* _Data for processing_:
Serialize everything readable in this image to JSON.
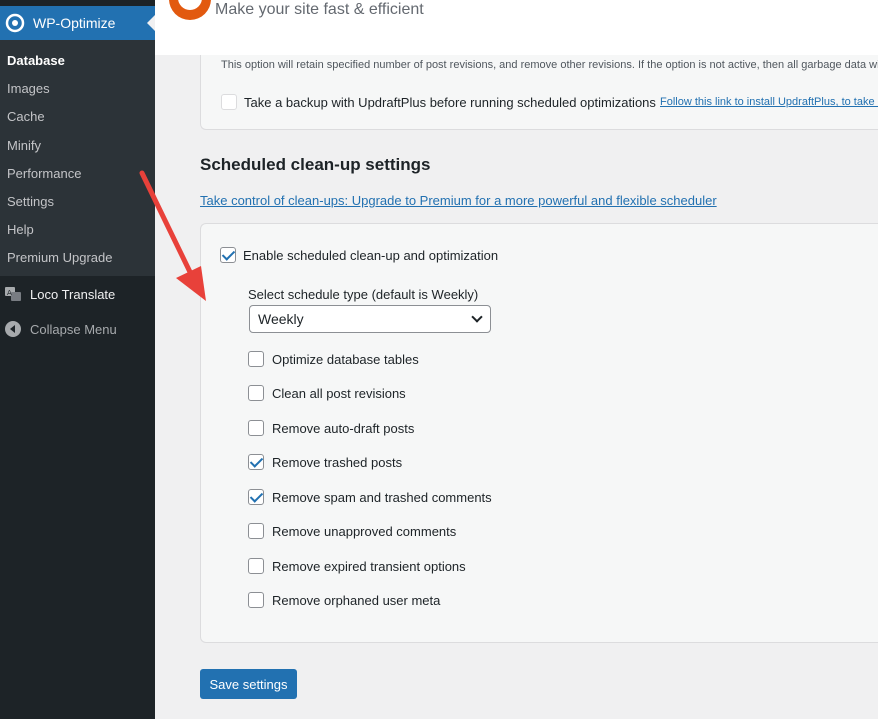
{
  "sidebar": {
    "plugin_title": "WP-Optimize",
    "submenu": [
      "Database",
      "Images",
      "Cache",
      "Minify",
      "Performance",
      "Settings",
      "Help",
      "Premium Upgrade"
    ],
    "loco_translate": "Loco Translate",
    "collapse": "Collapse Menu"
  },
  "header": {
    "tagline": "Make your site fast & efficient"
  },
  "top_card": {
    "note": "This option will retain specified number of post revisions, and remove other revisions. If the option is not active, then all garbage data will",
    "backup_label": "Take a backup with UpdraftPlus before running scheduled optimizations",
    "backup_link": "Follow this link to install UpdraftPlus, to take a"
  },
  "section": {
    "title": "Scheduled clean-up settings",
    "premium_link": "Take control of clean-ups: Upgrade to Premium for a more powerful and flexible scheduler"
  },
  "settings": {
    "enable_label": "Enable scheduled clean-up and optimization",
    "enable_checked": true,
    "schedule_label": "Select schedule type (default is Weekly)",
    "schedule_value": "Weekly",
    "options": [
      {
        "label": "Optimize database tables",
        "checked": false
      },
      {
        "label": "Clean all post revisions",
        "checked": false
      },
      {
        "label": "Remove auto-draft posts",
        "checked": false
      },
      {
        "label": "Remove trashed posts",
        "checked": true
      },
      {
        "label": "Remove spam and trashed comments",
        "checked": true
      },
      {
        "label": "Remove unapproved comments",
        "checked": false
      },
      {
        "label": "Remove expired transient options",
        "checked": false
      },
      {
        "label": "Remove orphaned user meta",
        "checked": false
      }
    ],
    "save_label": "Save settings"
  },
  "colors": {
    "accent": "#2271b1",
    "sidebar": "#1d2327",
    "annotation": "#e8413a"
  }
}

* _What to do_: Each line in the entries above that includes the string "Upgrade" should be extracted.

* _Result of the task_:
      "Premium Upgrade"
    "premium_link": "Take control of clean-ups: Upgrade to Premium for a more powerful and flexible scheduler"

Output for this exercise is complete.